» GIVEN REQUEST: Scan the data for "Donation" and copy the lines it appears in.

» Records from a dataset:
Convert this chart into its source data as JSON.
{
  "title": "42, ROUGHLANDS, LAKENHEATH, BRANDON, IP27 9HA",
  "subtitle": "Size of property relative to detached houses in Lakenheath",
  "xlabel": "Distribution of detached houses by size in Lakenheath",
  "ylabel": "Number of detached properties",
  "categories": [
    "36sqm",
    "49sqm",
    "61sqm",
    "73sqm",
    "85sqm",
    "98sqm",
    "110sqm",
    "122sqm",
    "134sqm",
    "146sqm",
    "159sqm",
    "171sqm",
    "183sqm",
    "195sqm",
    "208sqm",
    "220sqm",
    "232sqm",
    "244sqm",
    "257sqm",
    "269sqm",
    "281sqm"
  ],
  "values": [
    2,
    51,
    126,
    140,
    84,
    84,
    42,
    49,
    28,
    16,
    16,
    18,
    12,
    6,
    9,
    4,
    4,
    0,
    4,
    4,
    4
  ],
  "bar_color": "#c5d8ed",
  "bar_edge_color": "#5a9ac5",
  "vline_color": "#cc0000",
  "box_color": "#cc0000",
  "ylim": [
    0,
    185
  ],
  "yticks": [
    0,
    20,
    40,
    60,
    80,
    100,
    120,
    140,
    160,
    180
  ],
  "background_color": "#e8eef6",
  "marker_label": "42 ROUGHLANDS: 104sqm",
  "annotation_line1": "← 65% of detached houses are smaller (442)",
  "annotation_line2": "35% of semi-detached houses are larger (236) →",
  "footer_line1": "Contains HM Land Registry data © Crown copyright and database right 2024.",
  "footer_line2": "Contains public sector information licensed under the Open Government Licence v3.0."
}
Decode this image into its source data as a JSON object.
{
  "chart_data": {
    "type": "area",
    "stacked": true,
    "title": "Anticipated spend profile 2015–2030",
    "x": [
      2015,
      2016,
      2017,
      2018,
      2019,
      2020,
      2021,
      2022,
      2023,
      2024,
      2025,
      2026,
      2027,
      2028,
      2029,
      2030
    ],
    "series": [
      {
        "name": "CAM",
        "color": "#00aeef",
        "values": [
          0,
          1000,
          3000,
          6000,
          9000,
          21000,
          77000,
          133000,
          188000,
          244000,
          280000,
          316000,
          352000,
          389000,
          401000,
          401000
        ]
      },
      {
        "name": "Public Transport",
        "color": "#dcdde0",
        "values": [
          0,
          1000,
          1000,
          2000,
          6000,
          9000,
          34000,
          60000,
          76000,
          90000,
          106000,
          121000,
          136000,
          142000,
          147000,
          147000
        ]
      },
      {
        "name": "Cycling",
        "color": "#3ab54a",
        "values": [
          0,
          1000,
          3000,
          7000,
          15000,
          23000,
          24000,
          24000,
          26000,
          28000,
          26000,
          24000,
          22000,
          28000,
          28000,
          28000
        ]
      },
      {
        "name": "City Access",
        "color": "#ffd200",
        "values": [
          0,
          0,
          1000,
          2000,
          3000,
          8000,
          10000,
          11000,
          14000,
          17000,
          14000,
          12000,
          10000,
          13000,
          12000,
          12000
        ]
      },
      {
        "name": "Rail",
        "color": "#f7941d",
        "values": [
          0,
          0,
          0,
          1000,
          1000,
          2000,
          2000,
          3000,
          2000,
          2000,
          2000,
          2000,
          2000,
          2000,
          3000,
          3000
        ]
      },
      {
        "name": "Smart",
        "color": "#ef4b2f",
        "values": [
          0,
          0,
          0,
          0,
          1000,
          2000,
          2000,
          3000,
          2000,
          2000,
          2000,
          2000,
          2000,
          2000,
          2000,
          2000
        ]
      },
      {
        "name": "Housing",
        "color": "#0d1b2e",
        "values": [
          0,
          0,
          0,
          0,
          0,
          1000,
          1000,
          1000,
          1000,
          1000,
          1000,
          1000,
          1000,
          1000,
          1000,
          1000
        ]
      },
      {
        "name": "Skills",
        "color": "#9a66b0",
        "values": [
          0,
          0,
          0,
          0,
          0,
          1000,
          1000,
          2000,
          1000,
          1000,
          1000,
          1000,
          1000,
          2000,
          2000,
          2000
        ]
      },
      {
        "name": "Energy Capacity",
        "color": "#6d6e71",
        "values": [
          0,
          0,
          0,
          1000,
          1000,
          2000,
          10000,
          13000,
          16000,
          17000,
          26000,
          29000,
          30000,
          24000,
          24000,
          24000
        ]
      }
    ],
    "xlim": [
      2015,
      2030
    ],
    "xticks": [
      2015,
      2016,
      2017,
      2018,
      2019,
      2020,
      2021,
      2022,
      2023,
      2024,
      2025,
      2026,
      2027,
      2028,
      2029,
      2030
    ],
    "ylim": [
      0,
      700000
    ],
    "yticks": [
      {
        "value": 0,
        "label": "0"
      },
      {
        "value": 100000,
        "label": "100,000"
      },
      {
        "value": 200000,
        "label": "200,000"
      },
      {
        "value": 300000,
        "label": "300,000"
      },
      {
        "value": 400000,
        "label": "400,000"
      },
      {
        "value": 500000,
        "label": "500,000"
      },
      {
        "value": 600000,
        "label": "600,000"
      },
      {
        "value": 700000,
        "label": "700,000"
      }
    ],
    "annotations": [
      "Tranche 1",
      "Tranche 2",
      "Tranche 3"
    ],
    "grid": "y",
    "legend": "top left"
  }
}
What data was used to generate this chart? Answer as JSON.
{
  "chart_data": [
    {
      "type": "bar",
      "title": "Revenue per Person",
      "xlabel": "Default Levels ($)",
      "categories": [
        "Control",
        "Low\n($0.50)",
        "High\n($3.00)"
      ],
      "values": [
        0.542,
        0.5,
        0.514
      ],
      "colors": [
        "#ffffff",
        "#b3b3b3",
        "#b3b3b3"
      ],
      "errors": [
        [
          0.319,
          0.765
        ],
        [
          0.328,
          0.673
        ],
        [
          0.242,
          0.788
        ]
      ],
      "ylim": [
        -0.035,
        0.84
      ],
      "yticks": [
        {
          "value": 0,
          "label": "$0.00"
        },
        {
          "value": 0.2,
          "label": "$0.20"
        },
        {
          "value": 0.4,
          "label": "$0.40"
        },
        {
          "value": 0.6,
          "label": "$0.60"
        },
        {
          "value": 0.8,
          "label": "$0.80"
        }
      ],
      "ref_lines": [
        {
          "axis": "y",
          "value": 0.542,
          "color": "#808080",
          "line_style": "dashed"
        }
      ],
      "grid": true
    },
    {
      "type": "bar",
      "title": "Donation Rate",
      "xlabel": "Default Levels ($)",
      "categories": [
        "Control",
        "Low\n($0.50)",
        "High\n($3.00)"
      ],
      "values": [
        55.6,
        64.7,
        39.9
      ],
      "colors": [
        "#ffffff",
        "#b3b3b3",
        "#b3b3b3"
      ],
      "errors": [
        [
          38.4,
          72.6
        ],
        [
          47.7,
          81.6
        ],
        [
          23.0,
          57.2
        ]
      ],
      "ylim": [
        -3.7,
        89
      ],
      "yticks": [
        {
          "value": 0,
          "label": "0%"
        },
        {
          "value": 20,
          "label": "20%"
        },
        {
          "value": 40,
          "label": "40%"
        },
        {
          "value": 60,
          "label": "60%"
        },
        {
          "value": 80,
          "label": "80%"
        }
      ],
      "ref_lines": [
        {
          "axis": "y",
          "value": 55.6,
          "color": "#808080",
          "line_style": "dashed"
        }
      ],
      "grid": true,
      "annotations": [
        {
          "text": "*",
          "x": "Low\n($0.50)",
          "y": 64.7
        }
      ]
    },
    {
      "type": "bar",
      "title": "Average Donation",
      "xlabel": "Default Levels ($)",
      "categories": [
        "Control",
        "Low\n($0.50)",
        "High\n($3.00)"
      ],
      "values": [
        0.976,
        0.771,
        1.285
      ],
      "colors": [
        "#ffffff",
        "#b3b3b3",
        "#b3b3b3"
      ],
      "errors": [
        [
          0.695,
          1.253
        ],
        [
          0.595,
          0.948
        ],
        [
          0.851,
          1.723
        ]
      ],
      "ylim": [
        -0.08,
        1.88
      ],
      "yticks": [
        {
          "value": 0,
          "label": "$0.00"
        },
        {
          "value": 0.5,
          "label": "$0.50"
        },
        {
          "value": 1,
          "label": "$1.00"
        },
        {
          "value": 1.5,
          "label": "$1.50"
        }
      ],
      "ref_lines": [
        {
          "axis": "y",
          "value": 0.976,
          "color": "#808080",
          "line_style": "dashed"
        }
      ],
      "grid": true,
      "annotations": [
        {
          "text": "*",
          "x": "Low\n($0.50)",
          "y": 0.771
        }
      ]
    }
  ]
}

» OUTPUT OF THE TASK:
      "title": "Donation Rate",
      "title": "Average Donation",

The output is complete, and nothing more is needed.